» **WORK INSTRUCTIONS**: Take each line that has the word "check" and return it.

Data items
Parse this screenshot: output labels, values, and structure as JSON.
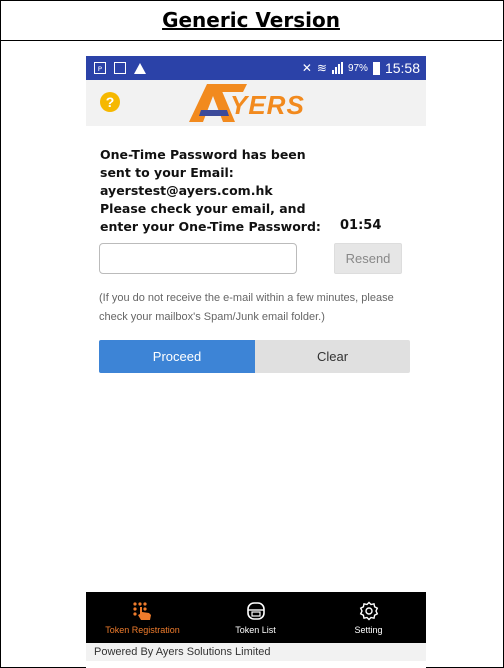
{
  "doc_header": {
    "title": "Generic Version"
  },
  "status_bar": {
    "signal_text": "97%",
    "time": "15:58"
  },
  "app_bar": {
    "help_label": "?",
    "logo_text": "YERS"
  },
  "message": {
    "lines": [
      "One-Time Password has been",
      "sent to your Email:",
      "ayerstest@ayers.com.hk",
      "Please check your email, and",
      "enter your One-Time Password:"
    ],
    "timer": "01:54"
  },
  "otp_input": {
    "value": "",
    "placeholder": ""
  },
  "resend_label": "Resend",
  "note": "(If you do not receive the e-mail within a few minutes, please check your mailbox's Spam/Junk email folder.)",
  "actions": {
    "proceed_label": "Proceed",
    "clear_label": "Clear"
  },
  "tabs": [
    {
      "label": "Token Registration",
      "icon": "hand-pointer-icon",
      "active": true
    },
    {
      "label": "Token List",
      "icon": "token-device-icon",
      "active": false
    },
    {
      "label": "Setting",
      "icon": "gear-icon",
      "active": false
    }
  ],
  "footer": "Powered By Ayers Solutions Limited",
  "colors": {
    "status_bar": "#2b42a8",
    "brand_orange": "#f28a1e",
    "proceed": "#3d84d6",
    "active_tab": "#ef7c2c"
  }
}
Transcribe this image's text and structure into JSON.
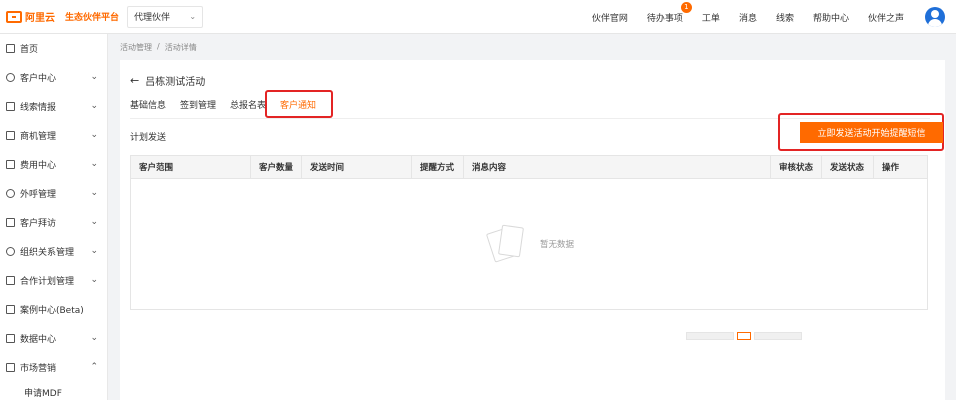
{
  "header": {
    "logo_text": "阿里云",
    "platform_name": "生态伙伴平台",
    "role_select": "代理伙伴",
    "nav": [
      "伙伴官网",
      "待办事项",
      "工单",
      "消息",
      "线索",
      "帮助中心",
      "伙伴之声"
    ],
    "todo_badge": "1"
  },
  "sidebar": {
    "items": [
      {
        "label": "首页",
        "expandable": false
      },
      {
        "label": "客户中心",
        "expandable": true
      },
      {
        "label": "线索情报",
        "expandable": true
      },
      {
        "label": "商机管理",
        "expandable": true
      },
      {
        "label": "费用中心",
        "expandable": true
      },
      {
        "label": "外呼管理",
        "expandable": true
      },
      {
        "label": "客户拜访",
        "expandable": true
      },
      {
        "label": "组织关系管理",
        "expandable": true
      },
      {
        "label": "合作计划管理",
        "expandable": true
      },
      {
        "label": "案例中心(Beta)",
        "expandable": false
      },
      {
        "label": "数据中心",
        "expandable": true
      },
      {
        "label": "市场营销",
        "expandable": true
      },
      {
        "label": "申请MDF",
        "expandable": false
      }
    ]
  },
  "breadcrumb": [
    "活动管理",
    "/",
    "活动详情"
  ],
  "activity": {
    "title": "吕栋测试活动",
    "tabs": [
      {
        "label": "基础信息",
        "active": false
      },
      {
        "label": "签到管理",
        "active": false
      },
      {
        "label": "总报名表",
        "active": false
      },
      {
        "label": "客户通知",
        "active": true
      }
    ],
    "section_label": "计划发送",
    "primary_button": "立即发送活动开始提醒短信"
  },
  "table": {
    "columns": [
      "客户范围",
      "客户数量",
      "发送时间",
      "提醒方式",
      "消息内容",
      "审核状态",
      "发送状态",
      "操作"
    ],
    "rows": [],
    "empty_text": "暂无数据"
  },
  "colors": {
    "accent": "#ff6a00",
    "highlight_box": "#e32424",
    "avatar": "#1f6fd8"
  }
}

» **SOLUTION FOR THIS EXERCISE**:
      "Please check your email, and",
  "note": "(If you do not receive the e-mail within a few minutes, please check your mailbox's Spam/Junk email folder.)",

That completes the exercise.